## STATED PROBLEM
Your task is to repeat all of the material exactly.
:: MATERIAL FOR THIS EXERCISE
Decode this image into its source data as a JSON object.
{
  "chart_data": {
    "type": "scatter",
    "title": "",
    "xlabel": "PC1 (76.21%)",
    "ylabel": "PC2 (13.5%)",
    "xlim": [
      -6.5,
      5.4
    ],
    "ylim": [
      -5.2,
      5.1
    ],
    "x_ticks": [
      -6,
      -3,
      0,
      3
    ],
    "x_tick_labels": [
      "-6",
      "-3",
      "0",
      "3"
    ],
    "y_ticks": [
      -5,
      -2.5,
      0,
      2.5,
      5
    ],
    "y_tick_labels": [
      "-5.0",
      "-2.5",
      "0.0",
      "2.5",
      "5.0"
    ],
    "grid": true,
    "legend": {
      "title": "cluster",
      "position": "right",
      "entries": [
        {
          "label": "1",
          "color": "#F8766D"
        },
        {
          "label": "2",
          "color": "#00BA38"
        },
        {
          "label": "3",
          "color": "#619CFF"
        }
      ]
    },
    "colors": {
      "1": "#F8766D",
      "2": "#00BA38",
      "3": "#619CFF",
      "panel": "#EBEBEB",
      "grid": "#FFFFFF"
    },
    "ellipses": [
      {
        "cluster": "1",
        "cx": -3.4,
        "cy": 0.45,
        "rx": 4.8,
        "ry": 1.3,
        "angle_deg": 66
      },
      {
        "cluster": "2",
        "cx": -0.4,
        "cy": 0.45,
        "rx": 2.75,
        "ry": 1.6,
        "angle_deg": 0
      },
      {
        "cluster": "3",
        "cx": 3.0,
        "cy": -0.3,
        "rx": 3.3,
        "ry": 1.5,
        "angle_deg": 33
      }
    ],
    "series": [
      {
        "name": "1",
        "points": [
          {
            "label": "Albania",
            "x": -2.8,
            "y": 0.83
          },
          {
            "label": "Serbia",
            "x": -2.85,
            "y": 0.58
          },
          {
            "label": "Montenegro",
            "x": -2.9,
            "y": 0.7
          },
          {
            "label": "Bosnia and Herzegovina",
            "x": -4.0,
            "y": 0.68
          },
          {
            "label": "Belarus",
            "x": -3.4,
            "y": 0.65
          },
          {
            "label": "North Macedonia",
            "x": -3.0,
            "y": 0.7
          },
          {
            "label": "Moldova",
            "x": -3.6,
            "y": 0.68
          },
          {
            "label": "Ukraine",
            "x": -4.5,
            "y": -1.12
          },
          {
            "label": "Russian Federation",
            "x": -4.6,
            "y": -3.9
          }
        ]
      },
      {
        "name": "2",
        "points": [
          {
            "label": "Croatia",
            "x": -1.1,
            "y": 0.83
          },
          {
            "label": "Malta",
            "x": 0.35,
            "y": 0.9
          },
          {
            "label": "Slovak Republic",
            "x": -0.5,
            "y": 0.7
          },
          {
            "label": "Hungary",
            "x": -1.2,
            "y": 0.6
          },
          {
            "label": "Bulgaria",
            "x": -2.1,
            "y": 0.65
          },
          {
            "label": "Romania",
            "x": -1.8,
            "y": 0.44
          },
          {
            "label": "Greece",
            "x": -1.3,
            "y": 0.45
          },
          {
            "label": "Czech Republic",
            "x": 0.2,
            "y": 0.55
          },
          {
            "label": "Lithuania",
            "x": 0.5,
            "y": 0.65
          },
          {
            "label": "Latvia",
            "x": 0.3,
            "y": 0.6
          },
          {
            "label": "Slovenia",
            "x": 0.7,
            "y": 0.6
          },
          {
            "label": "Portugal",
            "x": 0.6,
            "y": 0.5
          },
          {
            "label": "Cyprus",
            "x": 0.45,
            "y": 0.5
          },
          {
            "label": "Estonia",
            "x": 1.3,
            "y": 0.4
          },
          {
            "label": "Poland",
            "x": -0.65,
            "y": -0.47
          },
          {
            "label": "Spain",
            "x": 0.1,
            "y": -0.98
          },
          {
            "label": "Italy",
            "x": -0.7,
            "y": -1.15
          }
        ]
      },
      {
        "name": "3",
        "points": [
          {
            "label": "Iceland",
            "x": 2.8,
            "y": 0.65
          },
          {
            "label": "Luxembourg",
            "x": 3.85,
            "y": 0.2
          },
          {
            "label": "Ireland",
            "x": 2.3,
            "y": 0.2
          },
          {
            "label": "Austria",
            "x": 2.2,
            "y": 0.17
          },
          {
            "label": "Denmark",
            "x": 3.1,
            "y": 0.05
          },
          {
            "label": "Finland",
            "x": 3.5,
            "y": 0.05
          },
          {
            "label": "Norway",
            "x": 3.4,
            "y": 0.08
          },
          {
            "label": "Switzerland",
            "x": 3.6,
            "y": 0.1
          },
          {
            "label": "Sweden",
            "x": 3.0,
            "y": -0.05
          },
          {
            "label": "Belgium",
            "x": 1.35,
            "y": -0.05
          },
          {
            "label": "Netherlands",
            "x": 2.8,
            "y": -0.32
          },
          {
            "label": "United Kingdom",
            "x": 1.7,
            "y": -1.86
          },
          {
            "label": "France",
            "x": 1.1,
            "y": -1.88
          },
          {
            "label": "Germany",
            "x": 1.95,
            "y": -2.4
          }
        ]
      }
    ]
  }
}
::::
## WRITTEN RESPONSE
Decode this image into its source data as a JSON object.
{
  "chart_data": {
    "type": "scatter",
    "title": "",
    "xlabel": "PC1 (76.21%)",
    "ylabel": "PC2 (13.5%)",
    "xlim": [
      -6.5,
      5.4
    ],
    "ylim": [
      -5.2,
      5.1
    ],
    "x_ticks": [
      -6,
      -3,
      0,
      3
    ],
    "x_tick_labels": [
      "-6",
      "-3",
      "0",
      "3"
    ],
    "y_ticks": [
      -5,
      -2.5,
      0,
      2.5,
      5
    ],
    "y_tick_labels": [
      "-5.0",
      "-2.5",
      "0.0",
      "2.5",
      "5.0"
    ],
    "grid": true,
    "legend": {
      "title": "cluster",
      "position": "right",
      "entries": [
        {
          "label": "1",
          "color": "#F8766D"
        },
        {
          "label": "2",
          "color": "#00BA38"
        },
        {
          "label": "3",
          "color": "#619CFF"
        }
      ]
    },
    "colors": {
      "1": "#F8766D",
      "2": "#00BA38",
      "3": "#619CFF",
      "panel": "#EBEBEB",
      "grid": "#FFFFFF"
    },
    "ellipses": [
      {
        "cluster": "1",
        "cx": -3.4,
        "cy": 0.45,
        "rx": 4.8,
        "ry": 1.3,
        "angle_deg": 66
      },
      {
        "cluster": "2",
        "cx": -0.4,
        "cy": 0.45,
        "rx": 2.75,
        "ry": 1.6,
        "angle_deg": 0
      },
      {
        "cluster": "3",
        "cx": 3.0,
        "cy": -0.3,
        "rx": 3.3,
        "ry": 1.5,
        "angle_deg": 33
      }
    ],
    "series": [
      {
        "name": "1",
        "points": [
          {
            "label": "Albania",
            "x": -2.8,
            "y": 0.83
          },
          {
            "label": "Serbia",
            "x": -2.85,
            "y": 0.58
          },
          {
            "label": "Montenegro",
            "x": -2.9,
            "y": 0.7
          },
          {
            "label": "Bosnia and Herzegovina",
            "x": -4.0,
            "y": 0.68
          },
          {
            "label": "Belarus",
            "x": -3.4,
            "y": 0.65
          },
          {
            "label": "North Macedonia",
            "x": -3.0,
            "y": 0.7
          },
          {
            "label": "Moldova",
            "x": -3.6,
            "y": 0.68
          },
          {
            "label": "Ukraine",
            "x": -4.5,
            "y": -1.12
          },
          {
            "label": "Russian Federation",
            "x": -4.6,
            "y": -3.9
          }
        ]
      },
      {
        "name": "2",
        "points": [
          {
            "label": "Croatia",
            "x": -1.1,
            "y": 0.83
          },
          {
            "label": "Malta",
            "x": 0.35,
            "y": 0.9
          },
          {
            "label": "Slovak Republic",
            "x": -0.5,
            "y": 0.7
          },
          {
            "label": "Hungary",
            "x": -1.2,
            "y": 0.6
          },
          {
            "label": "Bulgaria",
            "x": -2.1,
            "y": 0.65
          },
          {
            "label": "Romania",
            "x": -1.8,
            "y": 0.44
          },
          {
            "label": "Greece",
            "x": -1.3,
            "y": 0.45
          },
          {
            "label": "Czech Republic",
            "x": 0.2,
            "y": 0.55
          },
          {
            "label": "Lithuania",
            "x": 0.5,
            "y": 0.65
          },
          {
            "label": "Latvia",
            "x": 0.3,
            "y": 0.6
          },
          {
            "label": "Slovenia",
            "x": 0.7,
            "y": 0.6
          },
          {
            "label": "Portugal",
            "x": 0.6,
            "y": 0.5
          },
          {
            "label": "Cyprus",
            "x": 0.45,
            "y": 0.5
          },
          {
            "label": "Estonia",
            "x": 1.3,
            "y": 0.4
          },
          {
            "label": "Poland",
            "x": -0.65,
            "y": -0.47
          },
          {
            "label": "Spain",
            "x": 0.1,
            "y": -0.98
          },
          {
            "label": "Italy",
            "x": -0.7,
            "y": -1.15
          }
        ]
      },
      {
        "name": "3",
        "points": [
          {
            "label": "Iceland",
            "x": 2.8,
            "y": 0.65
          },
          {
            "label": "Luxembourg",
            "x": 3.85,
            "y": 0.2
          },
          {
            "label": "Ireland",
            "x": 2.3,
            "y": 0.2
          },
          {
            "label": "Austria",
            "x": 2.2,
            "y": 0.17
          },
          {
            "label": "Denmark",
            "x": 3.1,
            "y": 0.05
          },
          {
            "label": "Finland",
            "x": 3.5,
            "y": 0.05
          },
          {
            "label": "Norway",
            "x": 3.4,
            "y": 0.08
          },
          {
            "label": "Switzerland",
            "x": 3.6,
            "y": 0.1
          },
          {
            "label": "Sweden",
            "x": 3.0,
            "y": -0.05
          },
          {
            "label": "Belgium",
            "x": 1.35,
            "y": -0.05
          },
          {
            "label": "Netherlands",
            "x": 2.8,
            "y": -0.32
          },
          {
            "label": "United Kingdom",
            "x": 1.7,
            "y": -1.86
          },
          {
            "label": "France",
            "x": 1.1,
            "y": -1.88
          },
          {
            "label": "Germany",
            "x": 1.95,
            "y": -2.4
          }
        ]
      }
    ]
  }
}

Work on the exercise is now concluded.